* **Stated problem**
Search the data below for "help"; list each line that holds it.

### Input data ###

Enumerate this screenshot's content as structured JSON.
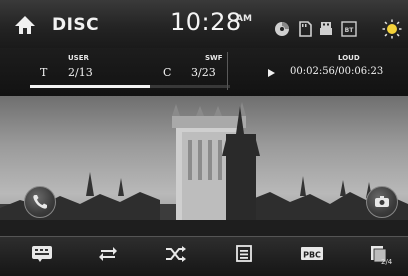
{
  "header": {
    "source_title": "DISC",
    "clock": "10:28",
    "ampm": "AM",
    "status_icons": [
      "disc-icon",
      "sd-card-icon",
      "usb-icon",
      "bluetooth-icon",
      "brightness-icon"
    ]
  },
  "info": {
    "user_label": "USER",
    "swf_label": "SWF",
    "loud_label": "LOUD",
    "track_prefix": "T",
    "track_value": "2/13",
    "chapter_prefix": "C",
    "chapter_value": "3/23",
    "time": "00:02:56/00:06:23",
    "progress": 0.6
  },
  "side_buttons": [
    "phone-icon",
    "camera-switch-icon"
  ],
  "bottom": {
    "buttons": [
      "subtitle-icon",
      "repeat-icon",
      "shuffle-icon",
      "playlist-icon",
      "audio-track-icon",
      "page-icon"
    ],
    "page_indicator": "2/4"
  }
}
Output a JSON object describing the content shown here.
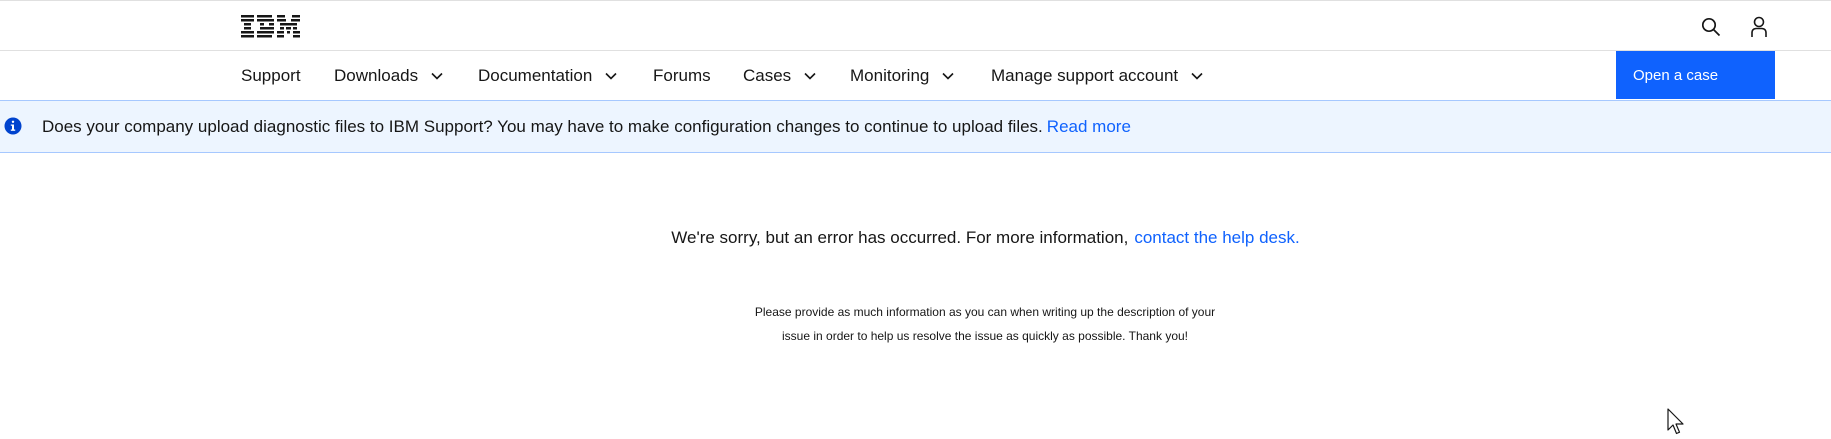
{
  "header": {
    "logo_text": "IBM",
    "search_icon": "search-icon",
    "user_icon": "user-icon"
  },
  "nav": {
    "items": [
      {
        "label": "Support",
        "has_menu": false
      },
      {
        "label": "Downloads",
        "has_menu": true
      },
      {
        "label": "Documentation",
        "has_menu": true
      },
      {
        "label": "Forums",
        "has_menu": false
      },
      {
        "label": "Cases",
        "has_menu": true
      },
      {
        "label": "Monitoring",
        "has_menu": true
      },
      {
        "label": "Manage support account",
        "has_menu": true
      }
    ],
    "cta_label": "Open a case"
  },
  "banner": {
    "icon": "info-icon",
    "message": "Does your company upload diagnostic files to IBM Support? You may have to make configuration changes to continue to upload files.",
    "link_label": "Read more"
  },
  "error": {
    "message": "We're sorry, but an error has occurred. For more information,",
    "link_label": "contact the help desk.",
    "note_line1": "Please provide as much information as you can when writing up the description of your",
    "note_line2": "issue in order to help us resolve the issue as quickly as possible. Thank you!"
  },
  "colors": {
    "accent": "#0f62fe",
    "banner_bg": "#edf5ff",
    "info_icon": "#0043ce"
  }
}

###

* **Answer to this problem**
    "link_label": "contact the help desk.",
    "note_line2": "issue in order to help us resolve the issue as quickly as possible. Thank you!"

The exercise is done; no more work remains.